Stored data
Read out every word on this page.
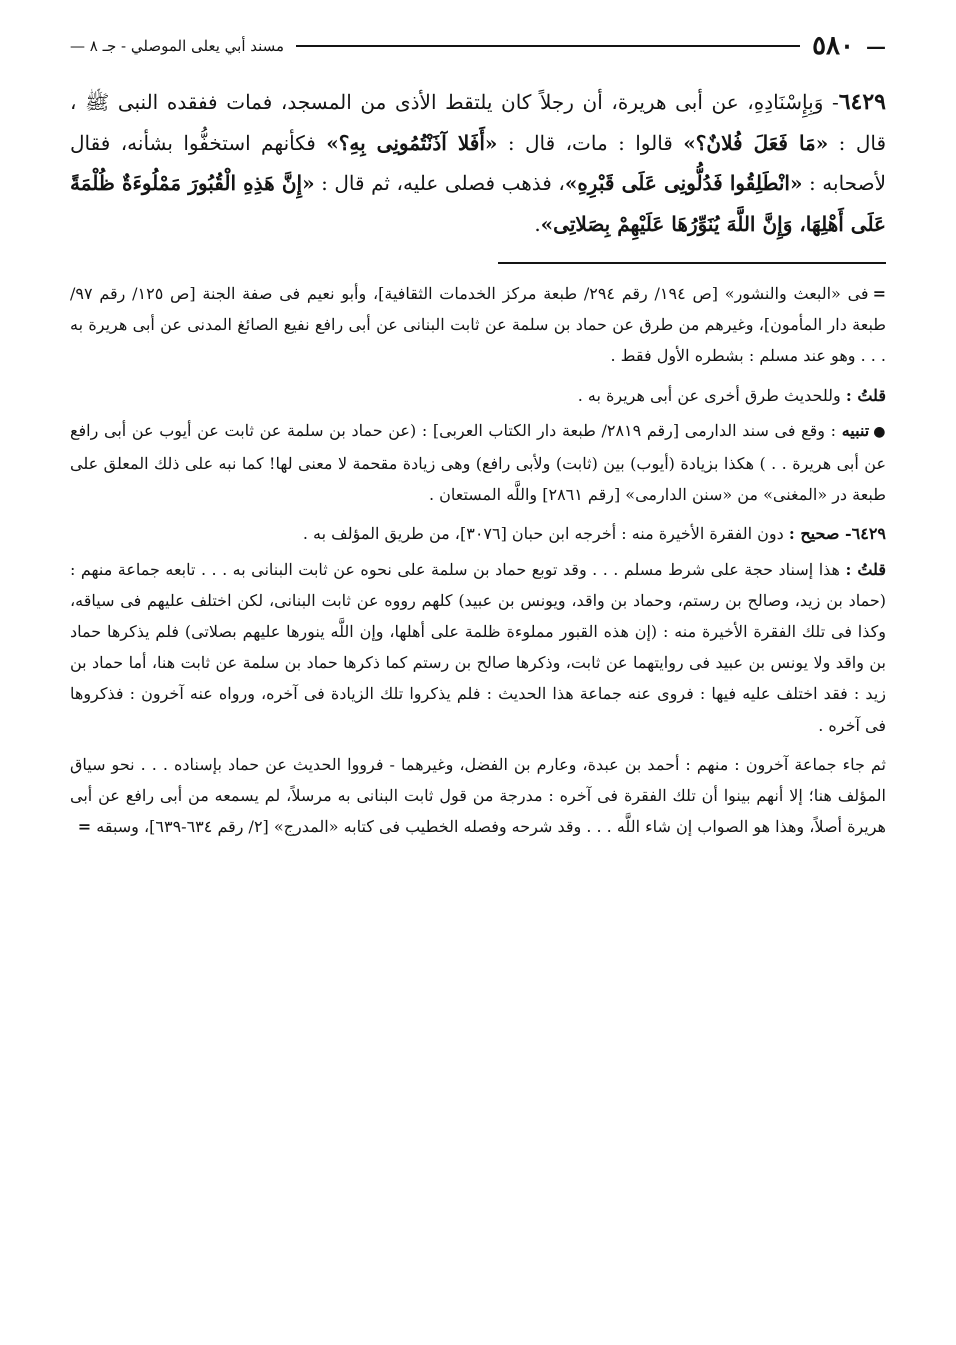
—
٥٨٠
مسند أبي يعلى الموصلي - جـ ٨ —
٦٤٢٩- وَبِإِسْنَادِهِ، عن أبى هريرة، أن رجلاً كان يلتقط الأذى من المسجد، فمات ففقده النبى ﷺ ، قال : «مَا فَعَلَ فُلانٌ؟» قالوا : مات، قال : «أَفَلا آذَنْتُمُونِى بِهِ؟» فكأنهم استخفُّوا بشأنه، فقال لأصحابه : «انْطَلِقُوا فَدُلُّونِى عَلَى قَبْرِهِ»، فذهب فصلى عليه، ثم قال : «إِنَّ هَذِهِ الْقُبُورَ مَمْلُوءَةٌ ظُلْمَةً عَلَى أَهْلِهَا، وَإِنَّ اللَّهَ يُنَوِّرُهَا عَلَيْهِمْ بِصَلاتِى».

=فى «البعث والنشور» [ص ١٩٤/ رقم ٢٩٤/ طبعة مركز الخدمات الثقافية]، وأبو نعيم فى صفة الجنة [ص ١٢٥/ رقم ٩٧/ طبعة دار المأمون]، وغيرهم من طرق عن حماد بن سلمة عن ثابت البنانى عن أبى رافع نفيع الصائغ المدنى عن أبى هريرة به . . . وهو عند مسلم : بشطره الأول فقط .

قلتُ : وللحديث طرق أخرى عن أبى هريرة به .

●تنبيه : وقع فى سند الدارمى [رقم ٢٨١٩/ طبعة دار الكتاب العربى] : (عن حماد بن سلمة عن ثابت عن أيوب عن أبى رافع عن أبى هريرة . . ) هكذا بزيادة (أيوب) بين (ثابت) ولأبى رافع) وهى زيادة مقحمة لا معنى لها! كما نبه على ذلك المعلق على طبعة در «المغنى» من «سنن الدارمى» [رقم ٢٨٦١] واللَّه المستعان .

٦٤٢٩- صحيح : دون الفقرة الأخيرة منه : أخرجه ابن حبان [٣٠٧٦]، من طريق المؤلف به .

قلتُ : هذا إسناد حجة على شرط مسلم . . . وقد توبع حماد بن سلمة على نحوه عن ثابت البنانى به . . . تابعه جماعة منهم : (حماد بن زيد، وصالح بن رستم، وحماد بن واقد، ويونس بن عبيد) كلهم رووه عن ثابت البنانى، لكن اختلف عليهم فى سياقه، وكذا فى تلك الفقرة الأخيرة منه : (إن هذه القبور مملوءة ظلمة على أهلها، وإن اللَّه ينورها عليهم بصلاتى) فلم يذكرها حماد بن واقد ولا يونس بن عبيد فى روايتهما عن ثابت، وذكرها صالح بن رستم كما ذكرها حماد بن سلمة عن ثابت هنا، أما حماد بن زيد : فقد اختلف عليه فيها : فروى عنه جماعة هذا الحديث : فلم يذكروا تلك الزيادة فى آخره، ورواه عنه آخرون : فذكروها فى آخره .

ثم جاء جماعة آخرون : منهم : أحمد بن عبدة، وعارم بن الفضل، وغيرهما - فرووا الحديث عن حماد بإسناده . . . نحو سياق المؤلف هنا؛ إلا أنهم بينوا أن تلك الفقرة فى آخره : مدرجة من قول ثابت البنانى به مرسلاً، لم يسمعه من أبى رافع عن أبى هريرة أصلاً، وهذا هو الصواب إن شاء اللَّه . . . وقد شرحه وفصله الخطيب فى كتابه «المدرج» [٢/ رقم ٦٣٤-٦٣٩]، وسبقه =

__Problem details__
Copy every line of the listing that contains the word "البنانى".

__Task response__
=فى «البعث والنشور» [ص ١٩٤/ رقم ٢٩٤/ طبعة مركز الخدمات الثقافية]، وأبو نعيم فى صفة الجنة [ص ١٢٥/ رقم ٩٧/ طبعة دار المأمون]، وغيرهم من طرق عن حماد بن سلمة عن ثابت البنانى عن أبى رافع نفيع الصائغ المدنى عن أبى هريرة به . . . وهو عند مسلم : بشطره الأول فقط .
قلتُ : هذا إسناد حجة على شرط مسلم . . . وقد توبع حماد بن سلمة على نحوه عن ثابت البنانى به . . . تابعه جماعة منهم : (حماد بن زيد، وصالح بن رستم، وحماد بن واقد، ويونس بن عبيد) كلهم رووه عن ثابت البنانى، لكن اختلف عليهم فى سياقه، وكذا فى تلك الفقرة الأخيرة منه : (إن هذه القبور مملوءة ظلمة على أهلها، وإن اللَّه ينورها عليهم بصلاتى) فلم يذكرها حماد بن واقد ولا يونس بن عبيد فى روايتهما عن ثابت، وذكرها صالح بن رستم كما ذكرها حماد بن سلمة عن ثابت هنا، أما حماد بن زيد : فقد اختلف عليه فيها : فروى عنه جماعة هذا الحديث : فلم يذكروا تلك الزيادة فى آخره، ورواه عنه آخرون : فذكروها فى آخره .
ثم جاء جماعة آخرون : منهم : أحمد بن عبدة، وعارم بن الفضل، وغيرهما - فرووا الحديث عن حماد بإسناده . . . نحو سياق المؤلف هنا؛ إلا أنهم بينوا أن تلك الفقرة فى آخره : مدرجة من قول ثابت البنانى به مرسلاً، لم يسمعه من أبى رافع عن أبى هريرة أصلاً، وهذا هو الصواب إن شاء اللَّه . . . وقد شرحه وفصله الخطيب فى كتابه «المدرج» [٢/ رقم ٦٣٤-٦٣٩]، وسبقه =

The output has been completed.